─── Given records

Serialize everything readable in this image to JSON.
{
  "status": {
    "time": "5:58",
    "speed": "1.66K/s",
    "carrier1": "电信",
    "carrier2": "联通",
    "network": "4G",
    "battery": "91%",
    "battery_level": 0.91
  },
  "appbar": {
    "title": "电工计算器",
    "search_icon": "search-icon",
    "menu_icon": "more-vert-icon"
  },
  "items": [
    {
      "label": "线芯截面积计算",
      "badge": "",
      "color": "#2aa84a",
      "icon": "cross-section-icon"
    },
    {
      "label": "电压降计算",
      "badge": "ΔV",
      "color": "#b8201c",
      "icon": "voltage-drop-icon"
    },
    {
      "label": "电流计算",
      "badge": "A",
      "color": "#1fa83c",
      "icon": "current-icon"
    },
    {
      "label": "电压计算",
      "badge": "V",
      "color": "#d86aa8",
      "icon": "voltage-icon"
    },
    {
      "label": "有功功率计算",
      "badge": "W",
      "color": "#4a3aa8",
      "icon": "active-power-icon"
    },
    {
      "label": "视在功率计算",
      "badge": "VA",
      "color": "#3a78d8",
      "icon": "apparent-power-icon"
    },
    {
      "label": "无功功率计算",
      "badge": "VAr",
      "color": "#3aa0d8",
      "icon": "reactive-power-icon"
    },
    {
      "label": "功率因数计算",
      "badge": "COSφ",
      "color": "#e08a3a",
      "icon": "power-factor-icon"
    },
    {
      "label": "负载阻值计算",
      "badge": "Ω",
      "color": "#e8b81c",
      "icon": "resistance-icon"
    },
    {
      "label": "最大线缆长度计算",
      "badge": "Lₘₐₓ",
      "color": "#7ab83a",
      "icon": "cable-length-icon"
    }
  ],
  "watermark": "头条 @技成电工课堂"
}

──────

:: What needs to be done ::
All of the data needs to be reproduced exactly, with no line missing.

:: In response ::
Serialize everything readable in this image to JSON.
{
  "status": {
    "time": "5:58",
    "speed": "1.66K/s",
    "carrier1": "电信",
    "carrier2": "联通",
    "network": "4G",
    "battery": "91%",
    "battery_level": 0.91
  },
  "appbar": {
    "title": "电工计算器",
    "search_icon": "search-icon",
    "menu_icon": "more-vert-icon"
  },
  "items": [
    {
      "label": "线芯截面积计算",
      "badge": "",
      "color": "#2aa84a",
      "icon": "cross-section-icon"
    },
    {
      "label": "电压降计算",
      "badge": "ΔV",
      "color": "#b8201c",
      "icon": "voltage-drop-icon"
    },
    {
      "label": "电流计算",
      "badge": "A",
      "color": "#1fa83c",
      "icon": "current-icon"
    },
    {
      "label": "电压计算",
      "badge": "V",
      "color": "#d86aa8",
      "icon": "voltage-icon"
    },
    {
      "label": "有功功率计算",
      "badge": "W",
      "color": "#4a3aa8",
      "icon": "active-power-icon"
    },
    {
      "label": "视在功率计算",
      "badge": "VA",
      "color": "#3a78d8",
      "icon": "apparent-power-icon"
    },
    {
      "label": "无功功率计算",
      "badge": "VAr",
      "color": "#3aa0d8",
      "icon": "reactive-power-icon"
    },
    {
      "label": "功率因数计算",
      "badge": "COSφ",
      "color": "#e08a3a",
      "icon": "power-factor-icon"
    },
    {
      "label": "负载阻值计算",
      "badge": "Ω",
      "color": "#e8b81c",
      "icon": "resistance-icon"
    },
    {
      "label": "最大线缆长度计算",
      "badge": "Lₘₐₓ",
      "color": "#7ab83a",
      "icon": "cable-length-icon"
    }
  ],
  "watermark": "头条 @技成电工课堂"
}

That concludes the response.